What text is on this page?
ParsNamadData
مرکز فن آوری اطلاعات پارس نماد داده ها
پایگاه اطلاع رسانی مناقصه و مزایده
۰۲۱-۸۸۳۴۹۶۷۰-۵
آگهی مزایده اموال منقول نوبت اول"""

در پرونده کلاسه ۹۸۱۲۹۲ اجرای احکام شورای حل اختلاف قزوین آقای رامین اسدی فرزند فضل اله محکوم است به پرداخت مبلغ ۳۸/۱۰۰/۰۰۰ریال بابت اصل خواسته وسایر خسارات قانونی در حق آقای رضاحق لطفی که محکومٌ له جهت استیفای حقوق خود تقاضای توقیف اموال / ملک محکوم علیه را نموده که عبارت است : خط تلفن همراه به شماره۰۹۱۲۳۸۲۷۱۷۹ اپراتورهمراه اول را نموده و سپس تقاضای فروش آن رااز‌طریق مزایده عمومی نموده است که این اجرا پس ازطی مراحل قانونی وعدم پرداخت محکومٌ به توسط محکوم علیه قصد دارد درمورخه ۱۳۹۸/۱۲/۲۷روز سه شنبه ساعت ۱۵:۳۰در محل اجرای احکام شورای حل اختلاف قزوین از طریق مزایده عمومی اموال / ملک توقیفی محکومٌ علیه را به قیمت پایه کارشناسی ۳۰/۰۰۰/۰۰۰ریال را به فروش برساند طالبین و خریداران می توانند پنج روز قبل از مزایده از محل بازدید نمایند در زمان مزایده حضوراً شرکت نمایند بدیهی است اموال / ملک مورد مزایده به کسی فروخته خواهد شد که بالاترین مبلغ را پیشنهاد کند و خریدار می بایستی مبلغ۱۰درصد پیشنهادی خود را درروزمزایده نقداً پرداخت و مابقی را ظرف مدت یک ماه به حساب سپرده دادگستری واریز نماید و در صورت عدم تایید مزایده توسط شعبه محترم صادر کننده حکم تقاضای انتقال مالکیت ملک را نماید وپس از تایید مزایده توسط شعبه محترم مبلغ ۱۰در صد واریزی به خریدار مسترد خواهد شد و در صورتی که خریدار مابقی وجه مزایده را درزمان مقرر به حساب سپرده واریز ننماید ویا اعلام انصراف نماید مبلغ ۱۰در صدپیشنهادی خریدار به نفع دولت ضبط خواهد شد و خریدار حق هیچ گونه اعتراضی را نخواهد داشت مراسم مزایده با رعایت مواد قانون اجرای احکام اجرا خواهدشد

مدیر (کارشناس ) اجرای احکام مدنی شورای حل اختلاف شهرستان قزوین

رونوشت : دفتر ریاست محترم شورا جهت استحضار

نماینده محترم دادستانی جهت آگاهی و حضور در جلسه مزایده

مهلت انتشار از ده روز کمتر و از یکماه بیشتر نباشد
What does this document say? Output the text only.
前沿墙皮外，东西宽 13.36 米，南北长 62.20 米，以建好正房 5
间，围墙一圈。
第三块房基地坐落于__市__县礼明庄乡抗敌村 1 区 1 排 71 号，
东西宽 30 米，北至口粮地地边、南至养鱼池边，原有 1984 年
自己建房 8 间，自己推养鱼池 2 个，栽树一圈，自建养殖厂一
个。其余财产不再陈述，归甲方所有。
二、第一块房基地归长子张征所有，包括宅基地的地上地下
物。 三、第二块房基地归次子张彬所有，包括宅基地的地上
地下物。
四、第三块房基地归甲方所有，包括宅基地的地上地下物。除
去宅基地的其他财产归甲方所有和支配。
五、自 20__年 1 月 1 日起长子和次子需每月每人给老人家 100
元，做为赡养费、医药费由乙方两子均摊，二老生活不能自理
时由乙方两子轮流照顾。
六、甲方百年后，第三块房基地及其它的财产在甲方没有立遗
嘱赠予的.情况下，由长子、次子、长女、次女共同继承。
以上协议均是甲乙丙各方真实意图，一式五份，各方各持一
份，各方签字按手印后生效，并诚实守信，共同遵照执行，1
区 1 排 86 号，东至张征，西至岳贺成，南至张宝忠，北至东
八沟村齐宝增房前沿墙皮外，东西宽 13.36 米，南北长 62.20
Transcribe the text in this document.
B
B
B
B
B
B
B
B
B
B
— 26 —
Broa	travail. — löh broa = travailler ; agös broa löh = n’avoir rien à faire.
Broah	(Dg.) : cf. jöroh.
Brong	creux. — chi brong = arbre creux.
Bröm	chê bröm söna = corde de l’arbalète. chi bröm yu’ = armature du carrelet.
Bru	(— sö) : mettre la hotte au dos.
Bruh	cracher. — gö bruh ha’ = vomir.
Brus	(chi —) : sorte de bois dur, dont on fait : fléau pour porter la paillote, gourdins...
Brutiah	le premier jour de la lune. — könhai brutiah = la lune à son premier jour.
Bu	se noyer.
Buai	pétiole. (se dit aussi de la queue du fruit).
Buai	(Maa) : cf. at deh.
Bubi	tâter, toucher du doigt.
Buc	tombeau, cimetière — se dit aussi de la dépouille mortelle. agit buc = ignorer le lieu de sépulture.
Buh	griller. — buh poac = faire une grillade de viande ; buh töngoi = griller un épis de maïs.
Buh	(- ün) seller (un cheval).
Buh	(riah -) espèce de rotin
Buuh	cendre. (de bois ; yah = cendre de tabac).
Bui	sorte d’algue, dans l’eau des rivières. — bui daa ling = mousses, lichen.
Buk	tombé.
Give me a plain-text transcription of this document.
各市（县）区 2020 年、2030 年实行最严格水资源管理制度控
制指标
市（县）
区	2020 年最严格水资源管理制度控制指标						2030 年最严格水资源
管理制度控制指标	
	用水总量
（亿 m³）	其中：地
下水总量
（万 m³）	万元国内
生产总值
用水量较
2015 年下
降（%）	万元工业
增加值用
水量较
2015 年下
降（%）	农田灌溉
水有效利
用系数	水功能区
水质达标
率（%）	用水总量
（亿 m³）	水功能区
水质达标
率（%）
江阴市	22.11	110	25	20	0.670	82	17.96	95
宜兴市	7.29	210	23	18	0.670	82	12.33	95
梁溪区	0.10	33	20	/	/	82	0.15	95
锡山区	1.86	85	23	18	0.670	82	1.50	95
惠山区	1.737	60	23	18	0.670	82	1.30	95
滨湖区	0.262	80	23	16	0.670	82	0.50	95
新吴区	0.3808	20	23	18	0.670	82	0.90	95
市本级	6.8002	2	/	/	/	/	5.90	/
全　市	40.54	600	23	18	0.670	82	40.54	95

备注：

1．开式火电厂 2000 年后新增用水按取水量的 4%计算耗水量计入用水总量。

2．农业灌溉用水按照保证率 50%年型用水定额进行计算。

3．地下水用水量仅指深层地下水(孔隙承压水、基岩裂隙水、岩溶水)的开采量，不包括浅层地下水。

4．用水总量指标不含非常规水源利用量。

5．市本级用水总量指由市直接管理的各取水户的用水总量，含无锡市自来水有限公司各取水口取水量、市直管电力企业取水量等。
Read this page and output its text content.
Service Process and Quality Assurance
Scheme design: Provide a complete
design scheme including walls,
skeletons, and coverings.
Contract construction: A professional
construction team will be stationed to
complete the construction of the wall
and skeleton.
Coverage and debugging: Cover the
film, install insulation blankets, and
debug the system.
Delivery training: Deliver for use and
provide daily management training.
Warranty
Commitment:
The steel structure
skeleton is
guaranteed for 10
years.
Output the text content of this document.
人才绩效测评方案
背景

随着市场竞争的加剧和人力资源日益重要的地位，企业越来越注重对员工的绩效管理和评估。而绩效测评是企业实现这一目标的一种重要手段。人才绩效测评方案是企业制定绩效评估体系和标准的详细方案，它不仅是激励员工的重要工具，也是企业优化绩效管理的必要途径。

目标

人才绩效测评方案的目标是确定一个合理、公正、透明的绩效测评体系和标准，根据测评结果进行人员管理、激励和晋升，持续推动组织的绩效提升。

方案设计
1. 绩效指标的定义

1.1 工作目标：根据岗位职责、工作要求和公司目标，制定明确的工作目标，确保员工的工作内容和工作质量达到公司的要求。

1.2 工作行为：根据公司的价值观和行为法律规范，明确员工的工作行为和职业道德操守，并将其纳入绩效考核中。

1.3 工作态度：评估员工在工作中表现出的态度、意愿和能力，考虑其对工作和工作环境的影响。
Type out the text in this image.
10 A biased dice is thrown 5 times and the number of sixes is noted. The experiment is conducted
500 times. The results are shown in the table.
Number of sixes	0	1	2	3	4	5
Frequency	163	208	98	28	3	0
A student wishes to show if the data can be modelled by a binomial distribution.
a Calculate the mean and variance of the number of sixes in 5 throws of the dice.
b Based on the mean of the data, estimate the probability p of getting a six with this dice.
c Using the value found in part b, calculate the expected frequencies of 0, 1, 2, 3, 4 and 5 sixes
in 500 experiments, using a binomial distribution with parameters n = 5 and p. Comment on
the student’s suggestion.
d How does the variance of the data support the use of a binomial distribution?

> _Instructions for the task_:
Report every line in the data above in which the word "dice" appears.

> _In response_:
10 A biased dice is thrown 5 times and the number of sixes is noted. The experiment is conducted
a Calculate the mean and variance of the number of sixes in 5 throws of the dice.
b Based on the mean of the data, estimate the probability p of getting a six with this dice.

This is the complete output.